:: Task data ::
>> BEGIN

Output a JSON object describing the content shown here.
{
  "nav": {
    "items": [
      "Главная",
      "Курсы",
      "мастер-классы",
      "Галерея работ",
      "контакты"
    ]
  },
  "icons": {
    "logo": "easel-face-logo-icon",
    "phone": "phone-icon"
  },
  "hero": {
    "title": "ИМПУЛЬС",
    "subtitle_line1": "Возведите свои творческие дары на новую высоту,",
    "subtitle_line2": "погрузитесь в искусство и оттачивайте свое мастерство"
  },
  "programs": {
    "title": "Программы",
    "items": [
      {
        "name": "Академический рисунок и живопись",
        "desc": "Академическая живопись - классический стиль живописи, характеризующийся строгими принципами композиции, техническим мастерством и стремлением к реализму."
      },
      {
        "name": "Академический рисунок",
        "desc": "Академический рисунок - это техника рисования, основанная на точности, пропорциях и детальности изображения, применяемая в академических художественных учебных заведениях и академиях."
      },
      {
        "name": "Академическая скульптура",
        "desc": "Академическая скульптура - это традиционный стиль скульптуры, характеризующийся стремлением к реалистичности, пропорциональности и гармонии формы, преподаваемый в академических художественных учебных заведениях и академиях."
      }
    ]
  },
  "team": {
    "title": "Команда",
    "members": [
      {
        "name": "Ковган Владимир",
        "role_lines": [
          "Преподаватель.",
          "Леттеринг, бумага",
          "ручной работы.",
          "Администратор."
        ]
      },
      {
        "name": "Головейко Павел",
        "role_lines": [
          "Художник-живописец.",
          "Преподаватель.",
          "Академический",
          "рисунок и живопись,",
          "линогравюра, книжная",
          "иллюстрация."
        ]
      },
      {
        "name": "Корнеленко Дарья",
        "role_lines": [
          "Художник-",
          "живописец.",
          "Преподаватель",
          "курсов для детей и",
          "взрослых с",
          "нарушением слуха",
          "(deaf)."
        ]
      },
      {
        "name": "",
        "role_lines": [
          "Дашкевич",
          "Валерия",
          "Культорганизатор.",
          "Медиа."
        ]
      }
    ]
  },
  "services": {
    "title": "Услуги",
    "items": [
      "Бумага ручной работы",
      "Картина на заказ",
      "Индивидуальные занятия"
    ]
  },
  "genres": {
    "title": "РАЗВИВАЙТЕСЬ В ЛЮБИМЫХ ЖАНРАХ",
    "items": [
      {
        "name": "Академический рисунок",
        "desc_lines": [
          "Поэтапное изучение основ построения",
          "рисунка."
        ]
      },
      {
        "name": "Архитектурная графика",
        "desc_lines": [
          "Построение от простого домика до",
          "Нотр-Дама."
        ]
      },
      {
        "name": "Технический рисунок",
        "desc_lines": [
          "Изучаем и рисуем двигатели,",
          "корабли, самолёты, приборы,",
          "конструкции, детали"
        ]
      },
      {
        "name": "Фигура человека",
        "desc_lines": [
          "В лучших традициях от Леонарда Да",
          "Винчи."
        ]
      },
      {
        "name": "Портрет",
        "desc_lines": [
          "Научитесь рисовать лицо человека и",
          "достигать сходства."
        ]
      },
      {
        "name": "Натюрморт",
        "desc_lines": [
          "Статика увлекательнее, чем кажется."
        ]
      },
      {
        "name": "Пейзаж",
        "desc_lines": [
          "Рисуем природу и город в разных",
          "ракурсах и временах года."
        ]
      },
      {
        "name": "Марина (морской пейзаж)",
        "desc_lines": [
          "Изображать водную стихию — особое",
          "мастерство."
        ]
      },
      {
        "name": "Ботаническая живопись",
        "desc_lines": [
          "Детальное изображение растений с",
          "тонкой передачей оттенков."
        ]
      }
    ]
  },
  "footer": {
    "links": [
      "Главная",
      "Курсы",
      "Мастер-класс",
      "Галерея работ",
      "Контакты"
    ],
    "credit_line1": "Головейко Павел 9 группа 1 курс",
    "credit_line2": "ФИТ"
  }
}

>> END

:: Challenge ::
Print the whole listing exactly as it is.

:: Expected answer ::
Output a JSON object describing the content shown here.
{
  "nav": {
    "items": [
      "Главная",
      "Курсы",
      "мастер-классы",
      "Галерея работ",
      "контакты"
    ]
  },
  "icons": {
    "logo": "easel-face-logo-icon",
    "phone": "phone-icon"
  },
  "hero": {
    "title": "ИМПУЛЬС",
    "subtitle_line1": "Возведите свои творческие дары на новую высоту,",
    "subtitle_line2": "погрузитесь в искусство и оттачивайте свое мастерство"
  },
  "programs": {
    "title": "Программы",
    "items": [
      {
        "name": "Академический рисунок и живопись",
        "desc": "Академическая живопись - классический стиль живописи, характеризующийся строгими принципами композиции, техническим мастерством и стремлением к реализму."
      },
      {
        "name": "Академический рисунок",
        "desc": "Академический рисунок - это техника рисования, основанная на точности, пропорциях и детальности изображения, применяемая в академических художественных учебных заведениях и академиях."
      },
      {
        "name": "Академическая скульптура",
        "desc": "Академическая скульптура - это традиционный стиль скульптуры, характеризующийся стремлением к реалистичности, пропорциональности и гармонии формы, преподаваемый в академических художественных учебных заведениях и академиях."
      }
    ]
  },
  "team": {
    "title": "Команда",
    "members": [
      {
        "name": "Ковган Владимир",
        "role_lines": [
          "Преподаватель.",
          "Леттеринг, бумага",
          "ручной работы.",
          "Администратор."
        ]
      },
      {
        "name": "Головейко Павел",
        "role_lines": [
          "Художник-живописец.",
          "Преподаватель.",
          "Академический",
          "рисунок и живопись,",
          "линогравюра, книжная",
          "иллюстрация."
        ]
      },
      {
        "name": "Корнеленко Дарья",
        "role_lines": [
          "Художник-",
          "живописец.",
          "Преподаватель",
          "курсов для детей и",
          "взрослых с",
          "нарушением слуха",
          "(deaf)."
        ]
      },
      {
        "name": "",
        "role_lines": [
          "Дашкевич",
          "Валерия",
          "Культорганизатор.",
          "Медиа."
        ]
      }
    ]
  },
  "services": {
    "title": "Услуги",
    "items": [
      "Бумага ручной работы",
      "Картина на заказ",
      "Индивидуальные занятия"
    ]
  },
  "genres": {
    "title": "РАЗВИВАЙТЕСЬ В ЛЮБИМЫХ ЖАНРАХ",
    "items": [
      {
        "name": "Академический рисунок",
        "desc_lines": [
          "Поэтапное изучение основ построения",
          "рисунка."
        ]
      },
      {
        "name": "Архитектурная графика",
        "desc_lines": [
          "Построение от простого домика до",
          "Нотр-Дама."
        ]
      },
      {
        "name": "Технический рисунок",
        "desc_lines": [
          "Изучаем и рисуем двигатели,",
          "корабли, самолёты, приборы,",
          "конструкции, детали"
        ]
      },
      {
        "name": "Фигура человека",
        "desc_lines": [
          "В лучших традициях от Леонарда Да",
          "Винчи."
        ]
      },
      {
        "name": "Портрет",
        "desc_lines": [
          "Научитесь рисовать лицо человека и",
          "достигать сходства."
        ]
      },
      {
        "name": "Натюрморт",
        "desc_lines": [
          "Статика увлекательнее, чем кажется."
        ]
      },
      {
        "name": "Пейзаж",
        "desc_lines": [
          "Рисуем природу и город в разных",
          "ракурсах и временах года."
        ]
      },
      {
        "name": "Марина (морской пейзаж)",
        "desc_lines": [
          "Изображать водную стихию — особое",
          "мастерство."
        ]
      },
      {
        "name": "Ботаническая живопись",
        "desc_lines": [
          "Детальное изображение растений с",
          "тонкой передачей оттенков."
        ]
      }
    ]
  },
  "footer": {
    "links": [
      "Главная",
      "Курсы",
      "Мастер-класс",
      "Галерея работ",
      "Контакты"
    ],
    "credit_line1": "Головейко Павел 9 группа 1 курс",
    "credit_line2": "ФИТ"
  }
}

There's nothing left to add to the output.